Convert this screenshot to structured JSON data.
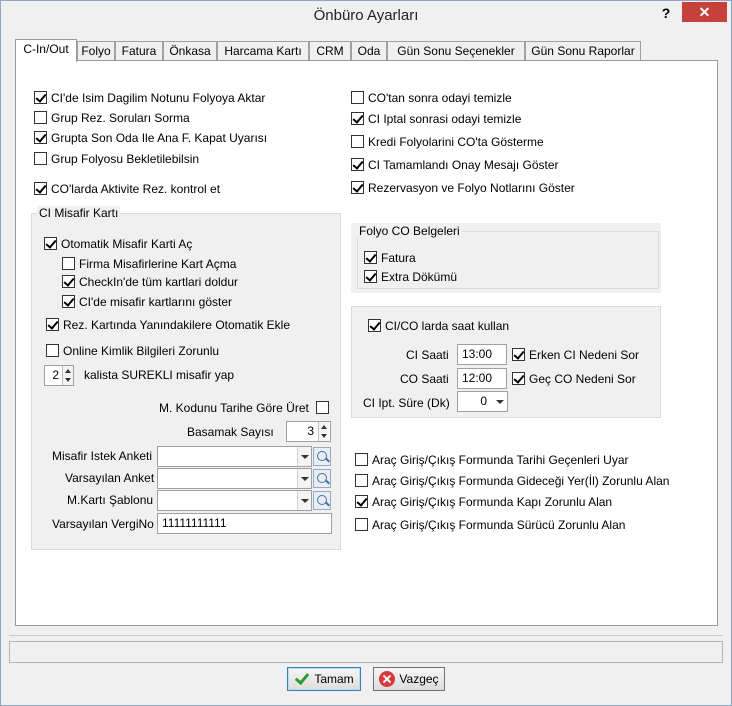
{
  "window": {
    "title": "Önbüro Ayarları",
    "help": "?",
    "close": "✕"
  },
  "tabs": [
    "C-In/Out",
    "Folyo",
    "Fatura",
    "Önkasa",
    "Harcama Kartı",
    "CRM",
    "Oda",
    "Gün Sonu Seçenekler",
    "Gün Sonu Raporlar"
  ],
  "left_checks": [
    {
      "label": "CI'de Isim Dagilim Notunu Folyoya Aktar",
      "checked": true
    },
    {
      "label": "Grup Rez. Soruları Sorma",
      "checked": false
    },
    {
      "label": "Grupta Son Oda Ile Ana F. Kapat Uyarısı",
      "checked": true
    },
    {
      "label": "Grup Folyosu Bekletilebilsin",
      "checked": false
    },
    {
      "label": "CO'larda Aktivite Rez. kontrol et",
      "checked": true
    }
  ],
  "right_checks": [
    {
      "label": "CO'tan sonra odayi temizle",
      "checked": false
    },
    {
      "label": "CI Iptal sonrasi odayi temizle",
      "checked": true
    },
    {
      "label": "Kredi Folyolarini CO'ta Gösterme",
      "checked": false
    },
    {
      "label": "CI Tamamlandı Onay Mesajı Göster",
      "checked": true
    },
    {
      "label": "Rezervasyon ve Folyo Notlarını Göster",
      "checked": true
    }
  ],
  "ci_card": {
    "title": "CI Misafir Kartı",
    "auto_card": {
      "label": "Otomatik Misafir Karti Aç",
      "checked": true
    },
    "firm_guest": {
      "label": "Firma Misafirlerine Kart Açma",
      "checked": false
    },
    "checkin_fill": {
      "label": "CheckIn'de tüm kartlari doldur",
      "checked": true
    },
    "ci_show": {
      "label": "CI'de misafir kartlarını göster",
      "checked": true
    },
    "rez_card": {
      "label": "Rez. Kartında Yanındakilere Otomatik Ekle",
      "checked": true
    },
    "online_id": {
      "label": "Online Kimlik Bilgileri Zorunlu",
      "checked": false
    },
    "spin_value": "2",
    "spin_label": "kalista SUREKLI misafir yap",
    "m_code": {
      "label": "M. Kodunu Tarihe Göre Üret",
      "checked": false
    },
    "digits_label": "Basamak Sayısı",
    "digits_value": "3",
    "req_label": "Misafir Istek Anketi",
    "survey_label": "Varsayılan Anket",
    "template_label": "M.Kartı Şablonu",
    "tax_label": "Varsayılan VergiNo",
    "tax_value": "11111111111"
  },
  "folio_co": {
    "title": "Folyo CO Belgeleri",
    "invoice": {
      "label": "Fatura",
      "checked": true
    },
    "extra": {
      "label": "Extra Dökümü",
      "checked": true
    }
  },
  "cico": {
    "use_time": {
      "label": "CI/CO larda saat kullan",
      "checked": true
    },
    "ci_time_label": "CI Saati",
    "ci_time": "13:00",
    "early_reason": {
      "label": "Erken CI Nedeni Sor",
      "checked": true
    },
    "co_time_label": "CO Saati",
    "co_time": "12:00",
    "late_reason": {
      "label": "Geç CO Nedeni Sor",
      "checked": true
    },
    "cancel_label": "CI Ipt. Süre (Dk)",
    "cancel_value": "0"
  },
  "vehicle_checks": [
    {
      "label": "Araç Giriş/Çıkış Formunda Tarihi Geçenleri Uyar",
      "checked": false
    },
    {
      "label": "Araç Giriş/Çıkış Formunda Gideceği Yer(İl) Zorunlu Alan",
      "checked": false
    },
    {
      "label": "Araç Giriş/Çıkış Formunda Kapı Zorunlu Alan",
      "checked": true
    },
    {
      "label": "Araç Giriş/Çıkış Formunda Sürücü Zorunlu Alan",
      "checked": false
    }
  ],
  "buttons": {
    "ok": "Tamam",
    "cancel": "Vazgeç"
  }
}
——
Task — From the entries above, copy each line holding "Çıkış".

Reply to the exercise —
      "label": "Araç Giriş/Çıkış Formunda Tarihi Geçenleri Uyar",
      "label": "Araç Giriş/Çıkış Formunda Gideceği Yer(İl) Zorunlu Alan",
      "label": "Araç Giriş/Çıkış Formunda Kapı Zorunlu Alan",
      "label": "Araç Giriş/Çıkış Formunda Sürücü Zorunlu Alan",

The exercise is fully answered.